Your instructions:
Quote the whole listing word for word. Do not include the pictures.

Provided entries:
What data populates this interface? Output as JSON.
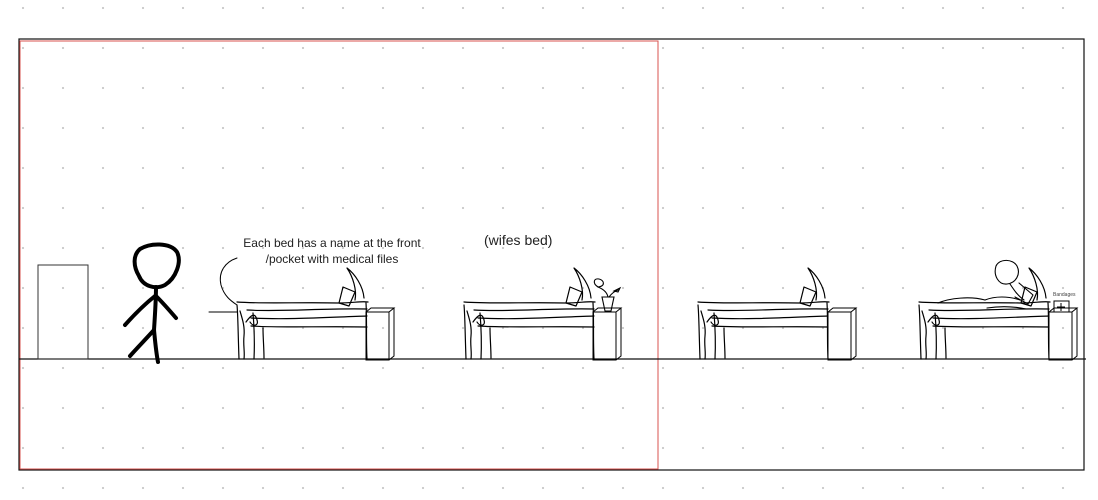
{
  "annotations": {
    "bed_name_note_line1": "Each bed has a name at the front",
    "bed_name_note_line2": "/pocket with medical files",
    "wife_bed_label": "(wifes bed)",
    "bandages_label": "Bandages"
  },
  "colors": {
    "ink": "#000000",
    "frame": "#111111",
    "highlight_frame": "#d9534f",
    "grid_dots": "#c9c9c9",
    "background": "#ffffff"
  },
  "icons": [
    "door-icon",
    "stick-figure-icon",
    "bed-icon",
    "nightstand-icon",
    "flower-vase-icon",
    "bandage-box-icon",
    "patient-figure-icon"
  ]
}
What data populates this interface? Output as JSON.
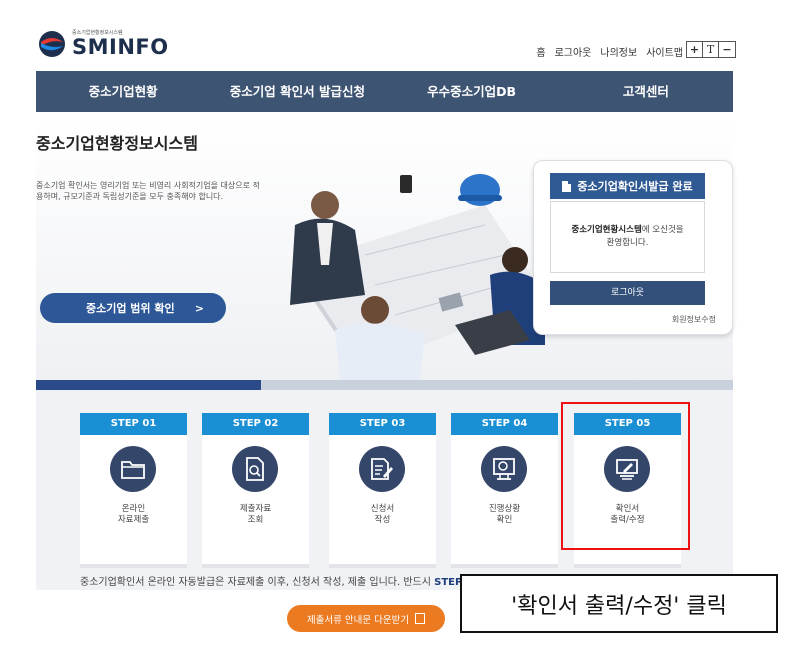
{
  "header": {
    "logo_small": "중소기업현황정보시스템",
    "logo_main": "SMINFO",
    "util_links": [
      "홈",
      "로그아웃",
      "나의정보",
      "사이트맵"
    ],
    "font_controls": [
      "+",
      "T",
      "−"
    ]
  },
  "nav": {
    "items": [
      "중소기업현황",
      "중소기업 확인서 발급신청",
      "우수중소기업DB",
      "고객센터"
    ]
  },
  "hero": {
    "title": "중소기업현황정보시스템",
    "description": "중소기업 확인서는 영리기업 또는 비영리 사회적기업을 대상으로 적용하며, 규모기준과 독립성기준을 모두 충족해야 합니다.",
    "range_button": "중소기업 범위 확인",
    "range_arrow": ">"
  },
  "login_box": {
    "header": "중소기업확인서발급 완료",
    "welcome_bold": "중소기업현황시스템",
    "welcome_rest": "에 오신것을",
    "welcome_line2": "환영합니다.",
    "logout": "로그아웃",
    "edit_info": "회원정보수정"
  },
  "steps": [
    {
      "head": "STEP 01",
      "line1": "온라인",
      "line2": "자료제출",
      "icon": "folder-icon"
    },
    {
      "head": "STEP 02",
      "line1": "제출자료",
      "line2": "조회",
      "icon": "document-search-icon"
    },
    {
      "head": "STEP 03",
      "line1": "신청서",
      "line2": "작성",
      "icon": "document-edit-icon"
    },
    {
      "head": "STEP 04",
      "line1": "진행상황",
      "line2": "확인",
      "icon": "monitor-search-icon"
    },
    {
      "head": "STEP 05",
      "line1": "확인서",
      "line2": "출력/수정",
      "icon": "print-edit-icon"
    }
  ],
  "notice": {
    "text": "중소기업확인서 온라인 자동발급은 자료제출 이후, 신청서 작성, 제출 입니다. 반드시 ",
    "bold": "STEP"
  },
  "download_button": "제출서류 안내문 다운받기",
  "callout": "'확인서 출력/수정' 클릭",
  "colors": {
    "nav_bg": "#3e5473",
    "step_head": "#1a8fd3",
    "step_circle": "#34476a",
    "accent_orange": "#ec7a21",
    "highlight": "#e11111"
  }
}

Full output:
What data populates this interface? Output as JSON.
{
  "annotations": {
    "bed_name_note_line1": "Each bed has a name at the front",
    "bed_name_note_line2": "/pocket with medical files",
    "wife_bed_label": "(wifes bed)",
    "bandages_label": "Bandages"
  },
  "colors": {
    "ink": "#000000",
    "frame": "#111111",
    "highlight_frame": "#d9534f",
    "grid_dots": "#c9c9c9",
    "background": "#ffffff"
  },
  "icons": [
    "door-icon",
    "stick-figure-icon",
    "bed-icon",
    "nightstand-icon",
    "flower-vase-icon",
    "bandage-box-icon",
    "patient-figure-icon"
  ]
}
What data populates this interface? Output as JSON.
{
  "header": {
    "logo_small": "중소기업현황정보시스템",
    "logo_main": "SMINFO",
    "util_links": [
      "홈",
      "로그아웃",
      "나의정보",
      "사이트맵"
    ],
    "font_controls": [
      "+",
      "T",
      "−"
    ]
  },
  "nav": {
    "items": [
      "중소기업현황",
      "중소기업 확인서 발급신청",
      "우수중소기업DB",
      "고객센터"
    ]
  },
  "hero": {
    "title": "중소기업현황정보시스템",
    "description": "중소기업 확인서는 영리기업 또는 비영리 사회적기업을 대상으로 적용하며, 규모기준과 독립성기준을 모두 충족해야 합니다.",
    "range_button": "중소기업 범위 확인",
    "range_arrow": ">"
  },
  "login_box": {
    "header": "중소기업확인서발급 완료",
    "welcome_bold": "중소기업현황시스템",
    "welcome_rest": "에 오신것을",
    "welcome_line2": "환영합니다.",
    "logout": "로그아웃",
    "edit_info": "회원정보수정"
  },
  "steps": [
    {
      "head": "STEP 01",
      "line1": "온라인",
      "line2": "자료제출",
      "icon": "folder-icon"
    },
    {
      "head": "STEP 02",
      "line1": "제출자료",
      "line2": "조회",
      "icon": "document-search-icon"
    },
    {
      "head": "STEP 03",
      "line1": "신청서",
      "line2": "작성",
      "icon": "document-edit-icon"
    },
    {
      "head": "STEP 04",
      "line1": "진행상황",
      "line2": "확인",
      "icon": "monitor-search-icon"
    },
    {
      "head": "STEP 05",
      "line1": "확인서",
      "line2": "출력/수정",
      "icon": "print-edit-icon"
    }
  ],
  "notice": {
    "text": "중소기업확인서 온라인 자동발급은 자료제출 이후, 신청서 작성, 제출 입니다. 반드시 ",
    "bold": "STEP"
  },
  "download_button": "제출서류 안내문 다운받기",
  "callout": "'확인서 출력/수정' 클릭",
  "colors": {
    "nav_bg": "#3e5473",
    "step_head": "#1a8fd3",
    "step_circle": "#34476a",
    "accent_orange": "#ec7a21",
    "highlight": "#e11111"
  }
}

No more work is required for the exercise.